====== DATA EXCERPTS ======
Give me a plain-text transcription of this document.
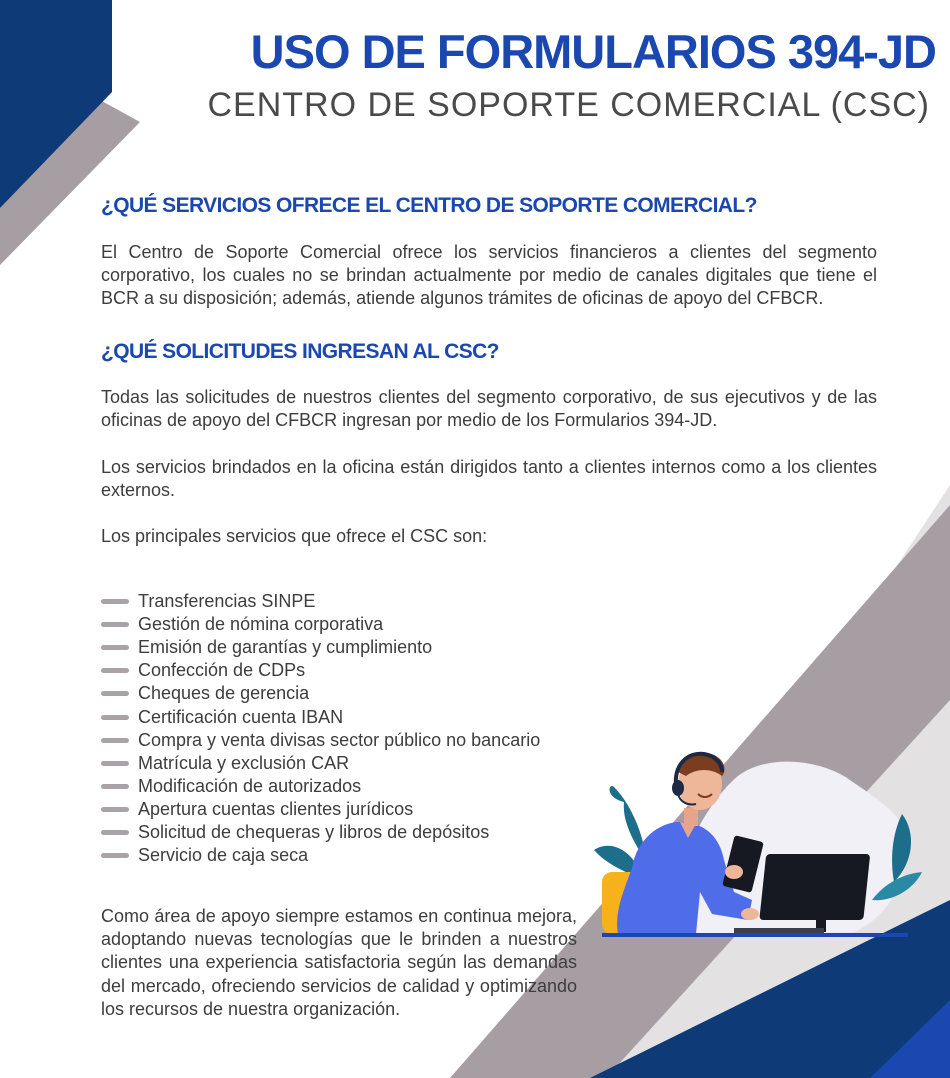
USO DE FORMULARIOS 394-JD
CENTRO DE SOPORTE COMERCIAL (CSC)
¿QUÉ SERVICIOS OFRECE EL CENTRO DE SOPORTE COMERCIAL?

El Centro de Soporte Comercial ofrece los servicios financieros a clientes del segmento corporativo, los cuales no se brindan actualmente por medio de canales digitales que tiene el BCR a su disposición; además, atiende algunos trámites de oficinas de apoyo del CFBCR.

¿QUÉ SOLICITUDES INGRESAN AL CSC?

Todas las solicitudes de nuestros clientes del segmento corporativo, de sus ejecutivos y de las oficinas de apoyo del CFBCR ingresan por medio de los Formularios 394-JD.

Los servicios brindados en la oficina están dirigidos tanto a clientes internos como a los clientes externos.

Los principales servicios que ofrece el CSC son:

Transferencias SINPE
Gestión de nómina corporativa
Emisión de garantías y cumplimiento
Confección de CDPs
Cheques de gerencia
Certificación cuenta IBAN
Compra y venta divisas sector público no bancario
Matrícula y exclusión CAR
Modificación de autorizados
Apertura cuentas clientes jurídicos
Solicitud de chequeras y libros de depósitos
Servicio de caja seca

Como área de apoyo siempre estamos en continua mejora, adoptando nuevas tecnologías que le brinden a nuestros clientes una experiencia satisfactoria según las demandas del mercado, ofreciendo servicios de calidad y optimizando los recursos de nuestra organización.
======
- EXERCISE DETAILS -
Leave out the pictures and give the listing above again exactly.

- EXERCISE SOLUTION -
Give me a plain-text transcription of this document.
USO DE FORMULARIOS 394-JD
CENTRO DE SOPORTE COMERCIAL (CSC)
¿QUÉ SERVICIOS OFRECE EL CENTRO DE SOPORTE COMERCIAL?

El Centro de Soporte Comercial ofrece los servicios financieros a clientes del segmento corporativo, los cuales no se brindan actualmente por medio de canales digitales que tiene el BCR a su disposición; además, atiende algunos trámites de oficinas de apoyo del CFBCR.

¿QUÉ SOLICITUDES INGRESAN AL CSC?

Todas las solicitudes de nuestros clientes del segmento corporativo, de sus ejecutivos y de las oficinas de apoyo del CFBCR ingresan por medio de los Formularios 394-JD.

Los servicios brindados en la oficina están dirigidos tanto a clientes internos como a los clientes externos.

Los principales servicios que ofrece el CSC son:

Transferencias SINPE
Gestión de nómina corporativa
Emisión de garantías y cumplimiento
Confección de CDPs
Cheques de gerencia
Certificación cuenta IBAN
Compra y venta divisas sector público no bancario
Matrícula y exclusión CAR
Modificación de autorizados
Apertura cuentas clientes jurídicos
Solicitud de chequeras y libros de depósitos
Servicio de caja seca

Como área de apoyo siempre estamos en continua mejora, adoptando nuevas tecnologías que le brinden a nuestros clientes una experiencia satisfactoria según las demandas del mercado, ofreciendo servicios de calidad y optimizando los recursos de nuestra organización.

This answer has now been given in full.